**Problem details:**
Wherever the string "быть" occurs in a line of these records, report that line.

━━ Material provided ━━

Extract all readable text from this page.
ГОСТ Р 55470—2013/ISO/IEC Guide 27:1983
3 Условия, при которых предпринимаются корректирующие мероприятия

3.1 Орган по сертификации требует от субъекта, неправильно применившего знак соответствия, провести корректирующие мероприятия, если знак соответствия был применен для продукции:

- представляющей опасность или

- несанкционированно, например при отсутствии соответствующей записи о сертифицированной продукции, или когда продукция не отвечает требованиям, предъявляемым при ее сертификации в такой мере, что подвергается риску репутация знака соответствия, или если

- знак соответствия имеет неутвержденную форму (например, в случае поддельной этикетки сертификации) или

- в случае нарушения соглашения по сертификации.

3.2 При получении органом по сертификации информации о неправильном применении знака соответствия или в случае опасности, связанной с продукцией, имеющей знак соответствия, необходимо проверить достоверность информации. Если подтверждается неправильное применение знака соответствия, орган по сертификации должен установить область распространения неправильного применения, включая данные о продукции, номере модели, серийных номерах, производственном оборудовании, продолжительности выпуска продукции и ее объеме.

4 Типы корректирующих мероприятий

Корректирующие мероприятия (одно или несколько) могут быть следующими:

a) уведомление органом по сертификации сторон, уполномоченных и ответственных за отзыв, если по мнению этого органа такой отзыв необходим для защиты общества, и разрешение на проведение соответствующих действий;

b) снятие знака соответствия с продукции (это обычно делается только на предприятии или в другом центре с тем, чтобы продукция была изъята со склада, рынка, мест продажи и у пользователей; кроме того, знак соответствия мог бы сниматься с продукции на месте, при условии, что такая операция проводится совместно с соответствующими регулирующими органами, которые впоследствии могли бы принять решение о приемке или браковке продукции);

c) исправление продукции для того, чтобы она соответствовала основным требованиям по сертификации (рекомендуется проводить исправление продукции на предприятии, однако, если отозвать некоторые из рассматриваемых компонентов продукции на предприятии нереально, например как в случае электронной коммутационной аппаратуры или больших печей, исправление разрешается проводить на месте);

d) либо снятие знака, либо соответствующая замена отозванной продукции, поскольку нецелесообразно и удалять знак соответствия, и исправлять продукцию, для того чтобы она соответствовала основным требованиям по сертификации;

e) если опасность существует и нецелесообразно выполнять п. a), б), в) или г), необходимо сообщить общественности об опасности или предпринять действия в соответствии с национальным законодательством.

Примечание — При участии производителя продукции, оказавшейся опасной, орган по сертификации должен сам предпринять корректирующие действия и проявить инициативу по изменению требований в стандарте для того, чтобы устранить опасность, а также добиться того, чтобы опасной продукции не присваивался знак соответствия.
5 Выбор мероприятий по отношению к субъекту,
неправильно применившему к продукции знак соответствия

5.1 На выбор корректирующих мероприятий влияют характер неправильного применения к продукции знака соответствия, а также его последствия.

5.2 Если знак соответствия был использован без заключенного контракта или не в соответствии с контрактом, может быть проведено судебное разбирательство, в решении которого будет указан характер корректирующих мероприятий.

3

━━━
━━ Material provided ━━

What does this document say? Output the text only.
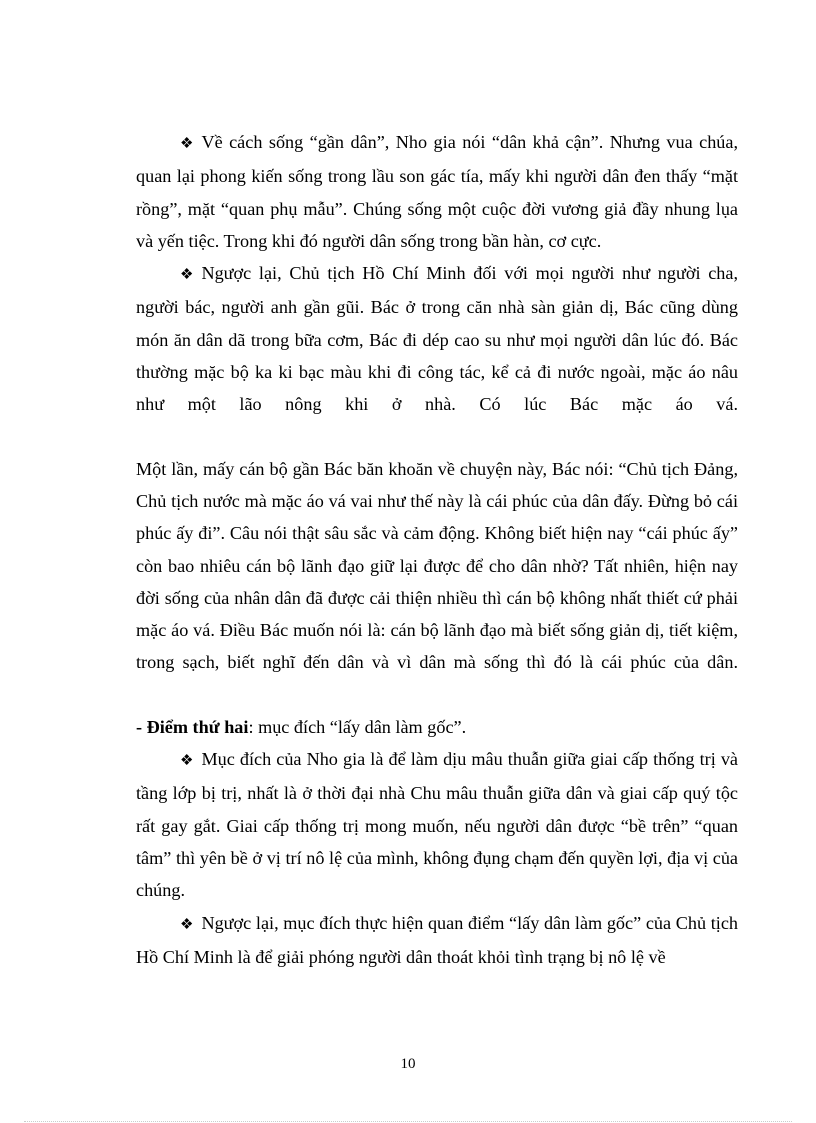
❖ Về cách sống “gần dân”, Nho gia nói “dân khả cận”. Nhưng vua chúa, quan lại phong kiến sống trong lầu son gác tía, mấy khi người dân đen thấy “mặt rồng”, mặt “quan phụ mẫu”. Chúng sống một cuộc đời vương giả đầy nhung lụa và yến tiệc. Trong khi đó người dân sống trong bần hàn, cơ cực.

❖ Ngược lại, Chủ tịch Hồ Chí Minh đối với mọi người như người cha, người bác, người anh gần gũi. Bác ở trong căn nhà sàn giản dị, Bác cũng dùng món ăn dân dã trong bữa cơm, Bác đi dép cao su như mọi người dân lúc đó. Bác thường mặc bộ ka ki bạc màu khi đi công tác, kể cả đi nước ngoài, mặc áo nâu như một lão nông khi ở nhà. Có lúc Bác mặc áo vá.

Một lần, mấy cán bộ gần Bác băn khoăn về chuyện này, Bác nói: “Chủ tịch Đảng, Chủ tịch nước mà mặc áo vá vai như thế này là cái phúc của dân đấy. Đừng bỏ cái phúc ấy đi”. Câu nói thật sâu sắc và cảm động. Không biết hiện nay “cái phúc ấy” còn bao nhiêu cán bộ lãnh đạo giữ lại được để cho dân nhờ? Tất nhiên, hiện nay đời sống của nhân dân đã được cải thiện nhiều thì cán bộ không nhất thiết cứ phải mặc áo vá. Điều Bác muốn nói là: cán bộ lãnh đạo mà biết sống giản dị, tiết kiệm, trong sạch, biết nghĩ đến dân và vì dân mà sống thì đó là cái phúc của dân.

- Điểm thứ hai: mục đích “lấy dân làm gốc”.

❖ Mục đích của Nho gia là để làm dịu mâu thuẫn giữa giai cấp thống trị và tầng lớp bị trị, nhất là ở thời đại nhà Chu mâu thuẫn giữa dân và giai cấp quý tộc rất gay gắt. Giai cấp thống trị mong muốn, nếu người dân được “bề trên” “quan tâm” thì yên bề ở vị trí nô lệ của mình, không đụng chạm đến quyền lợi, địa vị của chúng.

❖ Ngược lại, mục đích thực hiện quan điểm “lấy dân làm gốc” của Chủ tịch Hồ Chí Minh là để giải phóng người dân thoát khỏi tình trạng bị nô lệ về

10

━━━

**Expected output:**
Корректирующие мероприятия (одно или несколько) могут быть следующими:
5.2 Если знак соответствия был использован без заключенного контракта или не в соответствии с контрактом, может быть проведено судебное разбирательство, в решении которого будет указан характер корректирующих мероприятий.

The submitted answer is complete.